_TASK OBJECTIVE_
Extract all of the entries and set them down verbatim.

+++

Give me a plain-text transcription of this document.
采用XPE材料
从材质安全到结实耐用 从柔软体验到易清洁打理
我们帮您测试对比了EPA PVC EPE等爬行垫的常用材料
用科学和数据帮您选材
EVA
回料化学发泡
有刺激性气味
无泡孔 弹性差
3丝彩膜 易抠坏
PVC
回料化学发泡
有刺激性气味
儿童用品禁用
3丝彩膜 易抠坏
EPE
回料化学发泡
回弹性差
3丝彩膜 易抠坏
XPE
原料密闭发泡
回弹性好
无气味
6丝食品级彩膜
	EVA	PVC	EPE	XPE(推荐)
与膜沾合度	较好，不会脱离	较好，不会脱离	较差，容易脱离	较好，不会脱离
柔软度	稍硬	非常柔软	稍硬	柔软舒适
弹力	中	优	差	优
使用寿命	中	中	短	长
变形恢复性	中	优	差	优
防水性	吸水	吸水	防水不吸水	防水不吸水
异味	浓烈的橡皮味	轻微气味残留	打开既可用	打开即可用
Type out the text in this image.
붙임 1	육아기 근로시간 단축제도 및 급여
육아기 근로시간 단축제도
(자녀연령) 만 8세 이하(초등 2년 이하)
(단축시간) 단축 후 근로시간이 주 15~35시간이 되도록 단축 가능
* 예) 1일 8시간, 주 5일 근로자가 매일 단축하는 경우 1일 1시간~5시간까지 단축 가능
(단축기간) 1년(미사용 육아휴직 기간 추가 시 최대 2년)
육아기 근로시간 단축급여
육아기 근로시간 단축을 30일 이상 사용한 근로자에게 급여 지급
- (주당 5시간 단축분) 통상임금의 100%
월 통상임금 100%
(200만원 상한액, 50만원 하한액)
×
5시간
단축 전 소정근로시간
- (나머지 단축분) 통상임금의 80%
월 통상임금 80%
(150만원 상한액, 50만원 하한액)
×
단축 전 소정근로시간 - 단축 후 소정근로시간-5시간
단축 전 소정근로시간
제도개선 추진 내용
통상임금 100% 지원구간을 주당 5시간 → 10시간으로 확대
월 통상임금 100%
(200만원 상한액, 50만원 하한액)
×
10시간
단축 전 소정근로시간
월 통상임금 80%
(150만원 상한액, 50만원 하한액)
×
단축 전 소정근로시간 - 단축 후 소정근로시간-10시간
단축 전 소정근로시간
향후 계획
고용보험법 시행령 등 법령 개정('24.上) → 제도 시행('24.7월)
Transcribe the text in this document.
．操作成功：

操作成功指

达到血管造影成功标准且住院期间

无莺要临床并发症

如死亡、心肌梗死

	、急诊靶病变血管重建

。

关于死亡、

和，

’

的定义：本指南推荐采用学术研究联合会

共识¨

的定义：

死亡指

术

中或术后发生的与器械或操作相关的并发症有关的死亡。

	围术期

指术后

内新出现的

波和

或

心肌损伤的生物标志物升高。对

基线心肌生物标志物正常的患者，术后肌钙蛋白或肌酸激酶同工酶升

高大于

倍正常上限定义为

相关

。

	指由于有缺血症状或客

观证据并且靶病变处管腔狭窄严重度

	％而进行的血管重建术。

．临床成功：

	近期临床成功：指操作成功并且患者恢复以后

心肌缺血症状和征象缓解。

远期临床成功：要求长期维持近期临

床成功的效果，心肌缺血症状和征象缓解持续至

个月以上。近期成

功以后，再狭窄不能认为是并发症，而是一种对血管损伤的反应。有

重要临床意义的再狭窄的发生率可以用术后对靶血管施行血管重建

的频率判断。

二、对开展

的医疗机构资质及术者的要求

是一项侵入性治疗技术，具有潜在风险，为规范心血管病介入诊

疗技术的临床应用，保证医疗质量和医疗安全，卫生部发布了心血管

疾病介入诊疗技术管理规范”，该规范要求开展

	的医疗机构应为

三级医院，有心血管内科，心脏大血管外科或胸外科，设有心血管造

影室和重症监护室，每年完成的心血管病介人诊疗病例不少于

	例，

+++

_CORRECT ANSWER_
Give me a plain-text transcription of this document.
采用XPE材料
从材质安全到结实耐用 从柔软体验到易清洁打理
我们帮您测试对比了EPA PVC EPE等爬行垫的常用材料
用科学和数据帮您选材
EVA
回料化学发泡
有刺激性气味
无泡孔 弹性差
3丝彩膜 易抠坏
PVC
回料化学发泡
有刺激性气味
儿童用品禁用
3丝彩膜 易抠坏
EPE
回料化学发泡
回弹性差
3丝彩膜 易抠坏
XPE
原料密闭发泡
回弹性好
无气味
6丝食品级彩膜
	EVA	PVC	EPE	XPE(推荐)
与膜沾合度	较好，不会脱离	较好，不会脱离	较差，容易脱离	较好，不会脱离
柔软度	稍硬	非常柔软	稍硬	柔软舒适
弹力	中	优	差	优
使用寿命	中	中	短	长
变形恢复性	中	优	差	优
防水性	吸水	吸水	防水不吸水	防水不吸水
异味	浓烈的橡皮味	轻微气味残留	打开既可用	打开即可用
Type out the text in this image.
붙임 1	육아기 근로시간 단축제도 및 급여
육아기 근로시간 단축제도
(자녀연령) 만 8세 이하(초등 2년 이하)
(단축시간) 단축 후 근로시간이 주 15~35시간이 되도록 단축 가능
* 예) 1일 8시간, 주 5일 근로자가 매일 단축하는 경우 1일 1시간~5시간까지 단축 가능
(단축기간) 1년(미사용 육아휴직 기간 추가 시 최대 2년)
육아기 근로시간 단축급여
육아기 근로시간 단축을 30일 이상 사용한 근로자에게 급여 지급
- (주당 5시간 단축분) 통상임금의 100%
월 통상임금 100%
(200만원 상한액, 50만원 하한액)
×
5시간
단축 전 소정근로시간
- (나머지 단축분) 통상임금의 80%
월 통상임금 80%
(150만원 상한액, 50만원 하한액)
×
단축 전 소정근로시간 - 단축 후 소정근로시간-5시간
단축 전 소정근로시간
제도개선 추진 내용
통상임금 100% 지원구간을 주당 5시간 → 10시간으로 확대
월 통상임금 100%
(200만원 상한액, 50만원 하한액)
×
10시간
단축 전 소정근로시간
월 통상임금 80%
(150만원 상한액, 50만원 하한액)
×
단축 전 소정근로시간 - 단축 후 소정근로시간-10시간
단축 전 소정근로시간
향후 계획
고용보험법 시행령 등 법령 개정('24.上) → 제도 시행('24.7월)
Transcribe the text in this document.
．操作成功：

操作成功指

达到血管造影成功标准且住院期间

无莺要临床并发症

如死亡、心肌梗死

	、急诊靶病变血管重建

。

关于死亡、

和，

’

的定义：本指南推荐采用学术研究联合会

共识¨

的定义：

死亡指

术

中或术后发生的与器械或操作相关的并发症有关的死亡。

	围术期

指术后

内新出现的

波和

或

心肌损伤的生物标志物升高。对

基线心肌生物标志物正常的患者，术后肌钙蛋白或肌酸激酶同工酶升

高大于

倍正常上限定义为

相关

。

	指由于有缺血症状或客

观证据并且靶病变处管腔狭窄严重度

	％而进行的血管重建术。

．临床成功：

	近期临床成功：指操作成功并且患者恢复以后

心肌缺血症状和征象缓解。

远期临床成功：要求长期维持近期临

床成功的效果，心肌缺血症状和征象缓解持续至

个月以上。近期成

功以后，再狭窄不能认为是并发症，而是一种对血管损伤的反应。有

重要临床意义的再狭窄的发生率可以用术后对靶血管施行血管重建

的频率判断。

二、对开展

的医疗机构资质及术者的要求

是一项侵入性治疗技术，具有潜在风险，为规范心血管病介入诊

疗技术的临床应用，保证医疗质量和医疗安全，卫生部发布了心血管

疾病介入诊疗技术管理规范”，该规范要求开展

	的医疗机构应为

三级医院，有心血管内科，心脏大血管外科或胸外科，设有心血管造

影室和重症监护室，每年完成的心血管病介人诊疗病例不少于

	例，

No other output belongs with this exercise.